Your task is to repeat all of the material exactly.

----- Information provided -----

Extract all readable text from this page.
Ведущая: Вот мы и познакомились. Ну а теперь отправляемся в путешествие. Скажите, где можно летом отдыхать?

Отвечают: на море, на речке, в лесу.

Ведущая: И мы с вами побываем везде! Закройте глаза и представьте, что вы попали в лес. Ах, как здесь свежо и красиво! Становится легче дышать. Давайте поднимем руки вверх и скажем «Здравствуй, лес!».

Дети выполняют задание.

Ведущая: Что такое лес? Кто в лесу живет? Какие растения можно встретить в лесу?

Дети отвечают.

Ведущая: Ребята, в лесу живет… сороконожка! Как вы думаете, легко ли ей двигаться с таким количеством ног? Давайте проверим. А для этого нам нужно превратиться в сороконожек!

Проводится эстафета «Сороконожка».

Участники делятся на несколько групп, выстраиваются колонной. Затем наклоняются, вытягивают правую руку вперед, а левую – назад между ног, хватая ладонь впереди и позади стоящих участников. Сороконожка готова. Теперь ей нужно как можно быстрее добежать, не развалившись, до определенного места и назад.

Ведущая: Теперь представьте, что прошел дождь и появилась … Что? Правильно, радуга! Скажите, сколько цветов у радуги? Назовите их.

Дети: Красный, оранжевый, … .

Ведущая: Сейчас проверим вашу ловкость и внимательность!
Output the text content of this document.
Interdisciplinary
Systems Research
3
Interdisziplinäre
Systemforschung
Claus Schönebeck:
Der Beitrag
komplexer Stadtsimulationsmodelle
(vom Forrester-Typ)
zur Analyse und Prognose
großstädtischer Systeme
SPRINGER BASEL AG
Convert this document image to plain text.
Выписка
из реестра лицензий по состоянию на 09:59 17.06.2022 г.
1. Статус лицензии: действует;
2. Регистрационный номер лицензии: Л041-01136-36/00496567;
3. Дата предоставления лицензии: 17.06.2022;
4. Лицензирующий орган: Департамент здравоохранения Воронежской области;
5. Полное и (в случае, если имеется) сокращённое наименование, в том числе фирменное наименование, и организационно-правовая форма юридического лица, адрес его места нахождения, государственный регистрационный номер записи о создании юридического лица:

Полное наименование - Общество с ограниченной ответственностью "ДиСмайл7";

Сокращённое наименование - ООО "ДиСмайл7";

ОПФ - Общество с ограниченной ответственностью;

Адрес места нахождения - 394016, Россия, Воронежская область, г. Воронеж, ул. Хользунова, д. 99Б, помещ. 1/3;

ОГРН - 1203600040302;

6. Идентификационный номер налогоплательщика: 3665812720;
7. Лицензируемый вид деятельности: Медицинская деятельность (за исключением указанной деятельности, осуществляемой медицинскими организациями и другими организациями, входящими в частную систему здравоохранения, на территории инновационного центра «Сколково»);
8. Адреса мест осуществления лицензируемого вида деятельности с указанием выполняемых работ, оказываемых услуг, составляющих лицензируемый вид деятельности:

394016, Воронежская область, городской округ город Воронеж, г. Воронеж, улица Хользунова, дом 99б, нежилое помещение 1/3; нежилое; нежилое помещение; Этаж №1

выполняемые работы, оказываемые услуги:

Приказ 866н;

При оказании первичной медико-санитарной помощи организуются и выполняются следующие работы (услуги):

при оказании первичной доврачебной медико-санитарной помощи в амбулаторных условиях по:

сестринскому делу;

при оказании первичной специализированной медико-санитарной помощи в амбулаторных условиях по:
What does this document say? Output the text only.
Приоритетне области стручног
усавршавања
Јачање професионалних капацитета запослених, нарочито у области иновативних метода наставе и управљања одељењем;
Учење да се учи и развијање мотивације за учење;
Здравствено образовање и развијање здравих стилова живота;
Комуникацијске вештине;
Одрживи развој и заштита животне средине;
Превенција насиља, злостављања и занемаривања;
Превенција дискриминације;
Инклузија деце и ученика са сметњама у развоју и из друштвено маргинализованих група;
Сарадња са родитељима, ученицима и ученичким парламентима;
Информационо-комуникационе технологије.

-----

**Solution to the problem**.
Extract all readable text from this page.
Ведущая: Вот мы и познакомились. Ну а теперь отправляемся в путешествие. Скажите, где можно летом отдыхать?

Отвечают: на море, на речке, в лесу.

Ведущая: И мы с вами побываем везде! Закройте глаза и представьте, что вы попали в лес. Ах, как здесь свежо и красиво! Становится легче дышать. Давайте поднимем руки вверх и скажем «Здравствуй, лес!».

Дети выполняют задание.

Ведущая: Что такое лес? Кто в лесу живет? Какие растения можно встретить в лесу?

Дети отвечают.

Ведущая: Ребята, в лесу живет… сороконожка! Как вы думаете, легко ли ей двигаться с таким количеством ног? Давайте проверим. А для этого нам нужно превратиться в сороконожек!

Проводится эстафета «Сороконожка».

Участники делятся на несколько групп, выстраиваются колонной. Затем наклоняются, вытягивают правую руку вперед, а левую – назад между ног, хватая ладонь впереди и позади стоящих участников. Сороконожка готова. Теперь ей нужно как можно быстрее добежать, не развалившись, до определенного места и назад.

Ведущая: Теперь представьте, что прошел дождь и появилась … Что? Правильно, радуга! Скажите, сколько цветов у радуги? Назовите их.

Дети: Красный, оранжевый, … .

Ведущая: Сейчас проверим вашу ловкость и внимательность!
Output the text content of this document.
Interdisciplinary
Systems Research
3
Interdisziplinäre
Systemforschung
Claus Schönebeck:
Der Beitrag
komplexer Stadtsimulationsmodelle
(vom Forrester-Typ)
zur Analyse und Prognose
großstädtischer Systeme
SPRINGER BASEL AG
Convert this document image to plain text.
Выписка
из реестра лицензий по состоянию на 09:59 17.06.2022 г.
1. Статус лицензии: действует;
2. Регистрационный номер лицензии: Л041-01136-36/00496567;
3. Дата предоставления лицензии: 17.06.2022;
4. Лицензирующий орган: Департамент здравоохранения Воронежской области;
5. Полное и (в случае, если имеется) сокращённое наименование, в том числе фирменное наименование, и организационно-правовая форма юридического лица, адрес его места нахождения, государственный регистрационный номер записи о создании юридического лица:

Полное наименование - Общество с ограниченной ответственностью "ДиСмайл7";

Сокращённое наименование - ООО "ДиСмайл7";

ОПФ - Общество с ограниченной ответственностью;

Адрес места нахождения - 394016, Россия, Воронежская область, г. Воронеж, ул. Хользунова, д. 99Б, помещ. 1/3;

ОГРН - 1203600040302;

6. Идентификационный номер налогоплательщика: 3665812720;
7. Лицензируемый вид деятельности: Медицинская деятельность (за исключением указанной деятельности, осуществляемой медицинскими организациями и другими организациями, входящими в частную систему здравоохранения, на территории инновационного центра «Сколково»);
8. Адреса мест осуществления лицензируемого вида деятельности с указанием выполняемых работ, оказываемых услуг, составляющих лицензируемый вид деятельности:

394016, Воронежская область, городской округ город Воронеж, г. Воронеж, улица Хользунова, дом 99б, нежилое помещение 1/3; нежилое; нежилое помещение; Этаж №1

выполняемые работы, оказываемые услуги:

Приказ 866н;

При оказании первичной медико-санитарной помощи организуются и выполняются следующие работы (услуги):

при оказании первичной доврачебной медико-санитарной помощи в амбулаторных условиях по:

сестринскому делу;

при оказании первичной специализированной медико-санитарной помощи в амбулаторных условиях по:
What does this document say? Output the text only.
Приоритетне области стручног
усавршавања
Јачање професионалних капацитета запослених, нарочито у области иновативних метода наставе и управљања одељењем;
Учење да се учи и развијање мотивације за учење;
Здравствено образовање и развијање здравих стилова живота;
Комуникацијске вештине;
Одрживи развој и заштита животне средине;
Превенција насиља, злостављања и занемаривања;
Превенција дискриминације;
Инклузија деце и ученика са сметњама у развоју и из друштвено маргинализованих група;
Сарадња са родитељима, ученицима и ученичким парламентима;
Информационо-комуникационе технологије.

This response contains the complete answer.